What you need to do ::
Extract all of the entries and set them down verbatim.

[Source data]
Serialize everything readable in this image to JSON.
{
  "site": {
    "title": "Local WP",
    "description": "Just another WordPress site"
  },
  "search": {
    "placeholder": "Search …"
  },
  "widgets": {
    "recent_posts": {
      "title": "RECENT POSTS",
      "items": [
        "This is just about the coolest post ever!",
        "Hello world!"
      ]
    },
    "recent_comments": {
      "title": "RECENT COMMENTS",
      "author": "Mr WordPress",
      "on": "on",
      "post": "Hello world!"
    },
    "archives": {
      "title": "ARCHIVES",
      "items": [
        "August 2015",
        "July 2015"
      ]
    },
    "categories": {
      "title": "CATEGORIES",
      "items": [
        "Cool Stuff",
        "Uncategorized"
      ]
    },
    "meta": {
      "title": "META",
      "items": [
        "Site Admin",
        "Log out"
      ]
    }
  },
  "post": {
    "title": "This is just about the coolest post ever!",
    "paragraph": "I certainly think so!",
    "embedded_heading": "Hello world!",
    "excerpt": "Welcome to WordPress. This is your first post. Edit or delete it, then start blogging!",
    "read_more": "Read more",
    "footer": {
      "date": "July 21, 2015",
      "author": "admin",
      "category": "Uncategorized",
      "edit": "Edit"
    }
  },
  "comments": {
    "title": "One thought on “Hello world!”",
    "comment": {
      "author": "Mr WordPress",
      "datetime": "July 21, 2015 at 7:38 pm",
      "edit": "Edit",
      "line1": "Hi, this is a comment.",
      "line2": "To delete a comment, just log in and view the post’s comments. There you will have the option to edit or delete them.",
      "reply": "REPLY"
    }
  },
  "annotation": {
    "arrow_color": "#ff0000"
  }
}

Response to the task ::
Serialize everything readable in this image to JSON.
{
  "site": {
    "title": "Local WP",
    "description": "Just another WordPress site"
  },
  "search": {
    "placeholder": "Search …"
  },
  "widgets": {
    "recent_posts": {
      "title": "RECENT POSTS",
      "items": [
        "This is just about the coolest post ever!",
        "Hello world!"
      ]
    },
    "recent_comments": {
      "title": "RECENT COMMENTS",
      "author": "Mr WordPress",
      "on": "on",
      "post": "Hello world!"
    },
    "archives": {
      "title": "ARCHIVES",
      "items": [
        "August 2015",
        "July 2015"
      ]
    },
    "categories": {
      "title": "CATEGORIES",
      "items": [
        "Cool Stuff",
        "Uncategorized"
      ]
    },
    "meta": {
      "title": "META",
      "items": [
        "Site Admin",
        "Log out"
      ]
    }
  },
  "post": {
    "title": "This is just about the coolest post ever!",
    "paragraph": "I certainly think so!",
    "embedded_heading": "Hello world!",
    "excerpt": "Welcome to WordPress. This is your first post. Edit or delete it, then start blogging!",
    "read_more": "Read more",
    "footer": {
      "date": "July 21, 2015",
      "author": "admin",
      "category": "Uncategorized",
      "edit": "Edit"
    }
  },
  "comments": {
    "title": "One thought on “Hello world!”",
    "comment": {
      "author": "Mr WordPress",
      "datetime": "July 21, 2015 at 7:38 pm",
      "edit": "Edit",
      "line1": "Hi, this is a comment.",
      "line2": "To delete a comment, just log in and view the post’s comments. There you will have the option to edit or delete them.",
      "reply": "REPLY"
    }
  },
  "annotation": {
    "arrow_color": "#ff0000"
  }
}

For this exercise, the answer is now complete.